Requirements
Among the entries, which lines carry the string "this"? Copy each of them.

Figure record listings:
= = = = =

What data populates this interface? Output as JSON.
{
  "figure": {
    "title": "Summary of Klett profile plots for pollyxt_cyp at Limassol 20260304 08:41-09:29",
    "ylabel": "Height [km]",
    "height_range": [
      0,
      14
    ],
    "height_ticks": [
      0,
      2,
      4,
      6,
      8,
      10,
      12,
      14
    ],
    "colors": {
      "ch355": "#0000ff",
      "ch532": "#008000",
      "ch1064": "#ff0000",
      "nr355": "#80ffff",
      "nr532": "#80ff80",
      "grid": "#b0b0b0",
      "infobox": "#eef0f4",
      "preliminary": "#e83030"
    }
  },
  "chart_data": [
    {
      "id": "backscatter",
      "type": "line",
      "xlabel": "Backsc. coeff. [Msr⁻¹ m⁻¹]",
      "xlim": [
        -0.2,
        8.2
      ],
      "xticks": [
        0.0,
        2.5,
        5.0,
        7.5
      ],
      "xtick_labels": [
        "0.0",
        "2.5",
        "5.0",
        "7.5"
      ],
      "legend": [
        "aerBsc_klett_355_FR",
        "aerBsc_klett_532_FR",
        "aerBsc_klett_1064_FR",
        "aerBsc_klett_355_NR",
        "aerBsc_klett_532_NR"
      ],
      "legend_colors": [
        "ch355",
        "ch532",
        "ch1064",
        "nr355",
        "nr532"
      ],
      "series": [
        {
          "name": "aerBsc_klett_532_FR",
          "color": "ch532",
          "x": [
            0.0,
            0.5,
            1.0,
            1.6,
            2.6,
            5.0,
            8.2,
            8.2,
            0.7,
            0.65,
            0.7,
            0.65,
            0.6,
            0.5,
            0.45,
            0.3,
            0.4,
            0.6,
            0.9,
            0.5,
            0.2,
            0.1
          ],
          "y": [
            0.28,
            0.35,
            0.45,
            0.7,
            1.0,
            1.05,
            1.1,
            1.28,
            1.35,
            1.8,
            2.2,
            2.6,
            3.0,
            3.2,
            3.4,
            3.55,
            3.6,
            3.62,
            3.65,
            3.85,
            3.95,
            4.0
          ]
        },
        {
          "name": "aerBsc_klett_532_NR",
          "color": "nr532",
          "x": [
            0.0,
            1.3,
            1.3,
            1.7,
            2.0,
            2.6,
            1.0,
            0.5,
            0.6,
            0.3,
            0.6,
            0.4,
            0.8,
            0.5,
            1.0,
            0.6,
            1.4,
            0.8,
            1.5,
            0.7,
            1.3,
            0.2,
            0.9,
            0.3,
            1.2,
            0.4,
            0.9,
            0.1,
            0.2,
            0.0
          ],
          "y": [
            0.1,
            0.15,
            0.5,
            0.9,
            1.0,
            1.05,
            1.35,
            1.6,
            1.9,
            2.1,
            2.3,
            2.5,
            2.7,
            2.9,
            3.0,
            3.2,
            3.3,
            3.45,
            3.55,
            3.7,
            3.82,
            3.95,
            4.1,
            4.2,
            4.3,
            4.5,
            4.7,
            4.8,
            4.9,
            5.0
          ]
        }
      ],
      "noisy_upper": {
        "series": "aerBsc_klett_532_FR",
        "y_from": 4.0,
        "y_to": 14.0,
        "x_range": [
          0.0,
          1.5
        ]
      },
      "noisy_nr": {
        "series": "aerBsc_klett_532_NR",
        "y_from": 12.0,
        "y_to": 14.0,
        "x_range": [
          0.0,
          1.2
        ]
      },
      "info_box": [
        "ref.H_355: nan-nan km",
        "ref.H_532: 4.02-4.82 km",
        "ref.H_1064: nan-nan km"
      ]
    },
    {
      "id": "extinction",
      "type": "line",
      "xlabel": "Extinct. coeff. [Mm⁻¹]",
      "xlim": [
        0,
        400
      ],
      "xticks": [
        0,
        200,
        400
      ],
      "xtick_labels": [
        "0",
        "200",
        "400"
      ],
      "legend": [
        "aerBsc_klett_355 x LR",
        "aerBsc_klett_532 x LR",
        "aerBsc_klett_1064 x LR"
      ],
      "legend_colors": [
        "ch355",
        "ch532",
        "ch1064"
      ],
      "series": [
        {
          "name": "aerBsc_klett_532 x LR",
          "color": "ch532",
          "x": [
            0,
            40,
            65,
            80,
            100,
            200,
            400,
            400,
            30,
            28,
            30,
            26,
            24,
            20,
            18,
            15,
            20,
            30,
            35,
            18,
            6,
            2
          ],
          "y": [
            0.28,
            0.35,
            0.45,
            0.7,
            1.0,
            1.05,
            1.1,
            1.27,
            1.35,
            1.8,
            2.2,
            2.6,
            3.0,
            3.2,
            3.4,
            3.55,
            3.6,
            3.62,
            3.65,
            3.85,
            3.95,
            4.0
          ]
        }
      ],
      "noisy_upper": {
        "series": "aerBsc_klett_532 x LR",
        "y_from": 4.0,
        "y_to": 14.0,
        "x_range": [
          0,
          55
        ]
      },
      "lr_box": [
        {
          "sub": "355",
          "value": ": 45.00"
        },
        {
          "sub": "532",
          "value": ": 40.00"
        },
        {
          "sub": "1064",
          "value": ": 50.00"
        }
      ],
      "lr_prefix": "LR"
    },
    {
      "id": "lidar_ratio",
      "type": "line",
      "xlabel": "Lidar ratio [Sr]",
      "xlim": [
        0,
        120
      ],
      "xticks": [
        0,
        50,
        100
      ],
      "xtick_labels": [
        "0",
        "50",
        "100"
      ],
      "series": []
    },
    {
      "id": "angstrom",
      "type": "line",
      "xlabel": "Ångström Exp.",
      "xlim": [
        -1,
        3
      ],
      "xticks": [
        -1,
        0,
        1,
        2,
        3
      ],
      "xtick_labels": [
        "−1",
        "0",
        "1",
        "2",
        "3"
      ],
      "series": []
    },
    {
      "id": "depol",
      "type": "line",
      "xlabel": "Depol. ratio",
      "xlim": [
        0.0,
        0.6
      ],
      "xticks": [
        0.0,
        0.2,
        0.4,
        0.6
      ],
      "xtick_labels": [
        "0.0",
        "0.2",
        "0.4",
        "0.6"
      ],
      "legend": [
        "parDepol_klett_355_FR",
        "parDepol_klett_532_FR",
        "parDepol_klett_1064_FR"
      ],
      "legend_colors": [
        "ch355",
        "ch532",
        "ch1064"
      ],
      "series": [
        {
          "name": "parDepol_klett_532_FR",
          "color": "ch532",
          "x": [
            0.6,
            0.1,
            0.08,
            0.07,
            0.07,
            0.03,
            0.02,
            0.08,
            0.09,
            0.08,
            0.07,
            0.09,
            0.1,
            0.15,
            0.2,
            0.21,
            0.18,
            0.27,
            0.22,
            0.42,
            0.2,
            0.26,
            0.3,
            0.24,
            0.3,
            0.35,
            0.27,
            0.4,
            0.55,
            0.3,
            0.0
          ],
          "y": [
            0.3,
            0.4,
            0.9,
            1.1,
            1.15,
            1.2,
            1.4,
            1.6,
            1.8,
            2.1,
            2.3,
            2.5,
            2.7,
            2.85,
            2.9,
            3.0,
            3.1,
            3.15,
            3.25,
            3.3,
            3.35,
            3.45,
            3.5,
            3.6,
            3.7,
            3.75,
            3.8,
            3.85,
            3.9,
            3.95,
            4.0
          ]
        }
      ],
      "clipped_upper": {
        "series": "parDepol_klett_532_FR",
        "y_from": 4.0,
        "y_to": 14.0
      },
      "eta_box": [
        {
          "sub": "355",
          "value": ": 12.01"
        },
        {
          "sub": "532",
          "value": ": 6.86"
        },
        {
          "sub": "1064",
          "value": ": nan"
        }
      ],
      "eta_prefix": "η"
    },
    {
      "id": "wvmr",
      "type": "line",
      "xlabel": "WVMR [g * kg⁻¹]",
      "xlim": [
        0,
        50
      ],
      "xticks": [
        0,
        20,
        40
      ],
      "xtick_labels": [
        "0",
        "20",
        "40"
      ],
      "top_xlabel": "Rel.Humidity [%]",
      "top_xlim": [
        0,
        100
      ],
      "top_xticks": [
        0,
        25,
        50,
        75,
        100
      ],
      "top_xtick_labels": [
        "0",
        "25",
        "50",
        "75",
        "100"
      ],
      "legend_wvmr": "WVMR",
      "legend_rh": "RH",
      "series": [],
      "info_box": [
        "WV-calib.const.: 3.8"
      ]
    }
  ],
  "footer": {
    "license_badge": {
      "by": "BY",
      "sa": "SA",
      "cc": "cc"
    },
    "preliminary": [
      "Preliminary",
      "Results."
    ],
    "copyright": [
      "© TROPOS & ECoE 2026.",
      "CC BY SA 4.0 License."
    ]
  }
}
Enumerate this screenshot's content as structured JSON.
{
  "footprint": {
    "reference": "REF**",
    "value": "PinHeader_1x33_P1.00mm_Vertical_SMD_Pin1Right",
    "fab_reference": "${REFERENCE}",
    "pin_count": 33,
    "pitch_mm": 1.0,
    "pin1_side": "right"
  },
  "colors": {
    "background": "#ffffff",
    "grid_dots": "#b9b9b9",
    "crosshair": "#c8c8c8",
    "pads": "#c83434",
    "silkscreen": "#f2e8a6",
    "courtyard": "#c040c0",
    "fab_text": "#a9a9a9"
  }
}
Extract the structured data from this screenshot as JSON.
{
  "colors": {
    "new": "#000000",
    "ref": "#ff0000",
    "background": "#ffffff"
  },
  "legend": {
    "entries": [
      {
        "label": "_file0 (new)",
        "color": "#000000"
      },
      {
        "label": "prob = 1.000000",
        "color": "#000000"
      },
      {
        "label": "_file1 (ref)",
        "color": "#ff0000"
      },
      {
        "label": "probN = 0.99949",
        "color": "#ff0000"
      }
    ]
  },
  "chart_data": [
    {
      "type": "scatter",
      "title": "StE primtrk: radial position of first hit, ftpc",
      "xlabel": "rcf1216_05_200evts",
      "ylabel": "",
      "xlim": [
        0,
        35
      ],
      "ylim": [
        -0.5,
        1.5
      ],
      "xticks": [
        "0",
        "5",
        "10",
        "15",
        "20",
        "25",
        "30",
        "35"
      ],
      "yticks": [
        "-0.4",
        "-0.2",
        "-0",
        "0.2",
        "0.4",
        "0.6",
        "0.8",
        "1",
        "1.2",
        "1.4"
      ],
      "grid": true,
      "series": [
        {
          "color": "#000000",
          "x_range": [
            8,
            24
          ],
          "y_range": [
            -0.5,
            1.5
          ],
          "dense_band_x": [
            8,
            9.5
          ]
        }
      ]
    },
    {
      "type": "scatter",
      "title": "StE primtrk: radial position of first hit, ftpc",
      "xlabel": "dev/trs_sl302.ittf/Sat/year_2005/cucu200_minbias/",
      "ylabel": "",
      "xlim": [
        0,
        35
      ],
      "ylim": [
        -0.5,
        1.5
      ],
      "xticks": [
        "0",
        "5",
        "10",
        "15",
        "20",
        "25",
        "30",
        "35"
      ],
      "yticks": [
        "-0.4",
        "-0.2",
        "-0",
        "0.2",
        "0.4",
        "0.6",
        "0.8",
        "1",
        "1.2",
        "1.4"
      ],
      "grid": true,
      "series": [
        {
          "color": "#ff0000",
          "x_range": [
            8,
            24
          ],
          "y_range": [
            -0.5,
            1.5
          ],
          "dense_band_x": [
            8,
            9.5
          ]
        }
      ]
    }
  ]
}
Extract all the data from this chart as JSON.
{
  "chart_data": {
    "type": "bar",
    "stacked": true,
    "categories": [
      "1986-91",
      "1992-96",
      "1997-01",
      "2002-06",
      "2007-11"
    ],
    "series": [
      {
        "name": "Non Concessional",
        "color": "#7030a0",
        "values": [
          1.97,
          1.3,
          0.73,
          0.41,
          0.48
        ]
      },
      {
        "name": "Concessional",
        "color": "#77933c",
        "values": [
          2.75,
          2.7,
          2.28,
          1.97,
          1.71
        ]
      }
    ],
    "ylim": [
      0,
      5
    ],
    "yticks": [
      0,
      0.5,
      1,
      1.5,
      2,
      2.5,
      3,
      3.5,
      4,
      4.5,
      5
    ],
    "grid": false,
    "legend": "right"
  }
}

= = = = =

Full response
What data populates this interface? Output as JSON.
Enumerate this screenshot's content as structured JSON.
Extract the structured data from this screenshot as JSON.
Extract all the data from this chart as JSON.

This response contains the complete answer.